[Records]
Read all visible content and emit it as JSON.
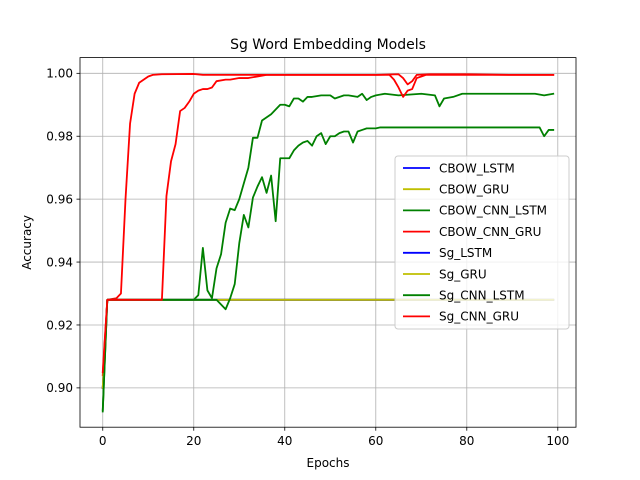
{
  "chart_data": {
    "type": "line",
    "title": "Sg Word Embedding Models",
    "xlabel": "Epochs",
    "ylabel": "Accuracy",
    "xlim": [
      -5,
      104
    ],
    "ylim": [
      0.8875,
      1.005
    ],
    "xticks": [
      0,
      20,
      40,
      60,
      80,
      100
    ],
    "xtick_labels": [
      "0",
      "20",
      "40",
      "60",
      "80",
      "100"
    ],
    "yticks": [
      0.9,
      0.92,
      0.94,
      0.96,
      0.98,
      1.0
    ],
    "ytick_labels": [
      "0.90",
      "0.92",
      "0.94",
      "0.96",
      "0.98",
      "1.00"
    ],
    "grid": true,
    "legend_position": "center-right",
    "series": [
      {
        "name": "CBOW_LSTM",
        "color": "#0000ff",
        "points": [
          [
            0,
            0.9
          ],
          [
            1,
            0.928
          ],
          [
            99,
            0.928
          ]
        ]
      },
      {
        "name": "CBOW_GRU",
        "color": "#bfbf00",
        "points": [
          [
            0,
            0.9
          ],
          [
            1,
            0.928
          ],
          [
            99,
            0.928
          ]
        ]
      },
      {
        "name": "CBOW_CNN_LSTM",
        "color": "#008000",
        "points": [
          [
            0,
            0.893
          ],
          [
            1,
            0.928
          ],
          [
            20,
            0.928
          ],
          [
            21,
            0.9295
          ],
          [
            22,
            0.9445
          ],
          [
            23,
            0.931
          ],
          [
            24,
            0.9285
          ],
          [
            25,
            0.938
          ],
          [
            26,
            0.9425
          ],
          [
            27,
            0.9525
          ],
          [
            28,
            0.957
          ],
          [
            29,
            0.9565
          ],
          [
            30,
            0.96
          ],
          [
            31,
            0.965
          ],
          [
            32,
            0.97
          ],
          [
            33,
            0.9795
          ],
          [
            34,
            0.9795
          ],
          [
            35,
            0.985
          ],
          [
            36,
            0.986
          ],
          [
            37,
            0.987
          ],
          [
            38,
            0.9885
          ],
          [
            39,
            0.99
          ],
          [
            40,
            0.99
          ],
          [
            41,
            0.9895
          ],
          [
            42,
            0.992
          ],
          [
            43,
            0.992
          ],
          [
            44,
            0.991
          ],
          [
            45,
            0.9925
          ],
          [
            46,
            0.9925
          ],
          [
            48,
            0.993
          ],
          [
            50,
            0.993
          ],
          [
            51,
            0.992
          ],
          [
            53,
            0.993
          ],
          [
            54,
            0.993
          ],
          [
            56,
            0.9925
          ],
          [
            57,
            0.9935
          ],
          [
            58,
            0.9915
          ],
          [
            59,
            0.9925
          ],
          [
            60,
            0.993
          ],
          [
            62,
            0.9935
          ],
          [
            65,
            0.993
          ],
          [
            70,
            0.9935
          ],
          [
            73,
            0.993
          ],
          [
            74,
            0.9895
          ],
          [
            75,
            0.992
          ],
          [
            77,
            0.9925
          ],
          [
            79,
            0.9935
          ],
          [
            82,
            0.9935
          ],
          [
            84,
            0.9935
          ],
          [
            90,
            0.9935
          ],
          [
            95,
            0.9935
          ],
          [
            97,
            0.993
          ],
          [
            99,
            0.9935
          ]
        ]
      },
      {
        "name": "CBOW_CNN_GRU",
        "color": "#ff0000",
        "points": [
          [
            0,
            0.904
          ],
          [
            1,
            0.928
          ],
          [
            3,
            0.9285
          ],
          [
            4,
            0.93
          ],
          [
            5,
            0.96
          ],
          [
            6,
            0.984
          ],
          [
            7,
            0.9935
          ],
          [
            8,
            0.997
          ],
          [
            9,
            0.998
          ],
          [
            10,
            0.999
          ],
          [
            11,
            0.9995
          ],
          [
            13,
            0.9997
          ],
          [
            20,
            0.9998
          ],
          [
            22,
            0.9995
          ],
          [
            25,
            0.9995
          ],
          [
            30,
            0.9995
          ],
          [
            40,
            0.9995
          ],
          [
            50,
            0.9995
          ],
          [
            60,
            0.9995
          ],
          [
            65,
            0.9997
          ],
          [
            66,
            0.9985
          ],
          [
            67,
            0.9965
          ],
          [
            68,
            0.9975
          ],
          [
            69,
            0.9995
          ],
          [
            72,
            0.9997
          ],
          [
            80,
            0.9997
          ],
          [
            90,
            0.9995
          ],
          [
            99,
            0.9995
          ]
        ]
      },
      {
        "name": "Sg_LSTM",
        "color": "#0000ff",
        "points": [
          [
            0,
            0.9
          ],
          [
            1,
            0.928
          ],
          [
            99,
            0.928
          ]
        ]
      },
      {
        "name": "Sg_GRU",
        "color": "#bfbf00",
        "points": [
          [
            0,
            0.9
          ],
          [
            1,
            0.928
          ],
          [
            99,
            0.928
          ]
        ]
      },
      {
        "name": "Sg_CNN_LSTM",
        "color": "#008000",
        "points": [
          [
            0,
            0.8925
          ],
          [
            1,
            0.928
          ],
          [
            25,
            0.928
          ],
          [
            26,
            0.9265
          ],
          [
            27,
            0.925
          ],
          [
            28,
            0.9285
          ],
          [
            29,
            0.933
          ],
          [
            30,
            0.946
          ],
          [
            31,
            0.955
          ],
          [
            32,
            0.951
          ],
          [
            33,
            0.9605
          ],
          [
            34,
            0.964
          ],
          [
            35,
            0.967
          ],
          [
            36,
            0.962
          ],
          [
            37,
            0.9675
          ],
          [
            38,
            0.953
          ],
          [
            39,
            0.973
          ],
          [
            41,
            0.973
          ],
          [
            42,
            0.9755
          ],
          [
            43,
            0.977
          ],
          [
            44,
            0.978
          ],
          [
            45,
            0.9785
          ],
          [
            46,
            0.977
          ],
          [
            47,
            0.98
          ],
          [
            48,
            0.981
          ],
          [
            49,
            0.9775
          ],
          [
            50,
            0.98
          ],
          [
            51,
            0.98
          ],
          [
            52,
            0.981
          ],
          [
            53,
            0.9815
          ],
          [
            54,
            0.9815
          ],
          [
            55,
            0.978
          ],
          [
            56,
            0.9815
          ],
          [
            57,
            0.982
          ],
          [
            58,
            0.9825
          ],
          [
            60,
            0.9825
          ],
          [
            61,
            0.9828
          ],
          [
            70,
            0.9828
          ],
          [
            80,
            0.9828
          ],
          [
            90,
            0.9828
          ],
          [
            96,
            0.9828
          ],
          [
            97,
            0.98
          ],
          [
            98,
            0.982
          ],
          [
            99,
            0.982
          ]
        ]
      },
      {
        "name": "Sg_CNN_GRU",
        "color": "#ff0000",
        "points": [
          [
            0,
            0.905
          ],
          [
            1,
            0.928
          ],
          [
            13,
            0.928
          ],
          [
            14,
            0.961
          ],
          [
            15,
            0.972
          ],
          [
            16,
            0.9775
          ],
          [
            17,
            0.988
          ],
          [
            18,
            0.989
          ],
          [
            19,
            0.991
          ],
          [
            20,
            0.9935
          ],
          [
            21,
            0.9945
          ],
          [
            22,
            0.995
          ],
          [
            23,
            0.995
          ],
          [
            24,
            0.9955
          ],
          [
            25,
            0.9975
          ],
          [
            27,
            0.998
          ],
          [
            28,
            0.998
          ],
          [
            30,
            0.9985
          ],
          [
            32,
            0.9985
          ],
          [
            34,
            0.999
          ],
          [
            36,
            0.9995
          ],
          [
            38,
            0.9995
          ],
          [
            40,
            0.9995
          ],
          [
            45,
            0.9995
          ],
          [
            50,
            0.9995
          ],
          [
            55,
            0.9995
          ],
          [
            60,
            0.9995
          ],
          [
            63,
            0.9995
          ],
          [
            64,
            0.998
          ],
          [
            65,
            0.9955
          ],
          [
            66,
            0.9925
          ],
          [
            67,
            0.9945
          ],
          [
            68,
            0.995
          ],
          [
            69,
            0.9985
          ],
          [
            70,
            0.999
          ],
          [
            71,
            0.9995
          ],
          [
            80,
            0.9995
          ],
          [
            90,
            0.9995
          ],
          [
            99,
            0.9995
          ]
        ]
      }
    ]
  }
}
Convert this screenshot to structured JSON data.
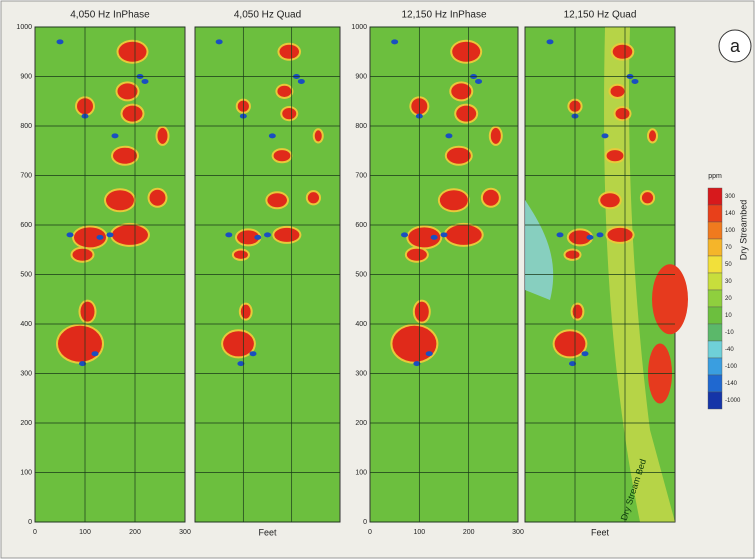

YOUR GOAL → Check each line of the records for the word "JSON" and extract those that contain it.

OUTPUT OF THE TASK →
Read all visible content and emit it as JSON.
Convert this screenshot to structured JSON data.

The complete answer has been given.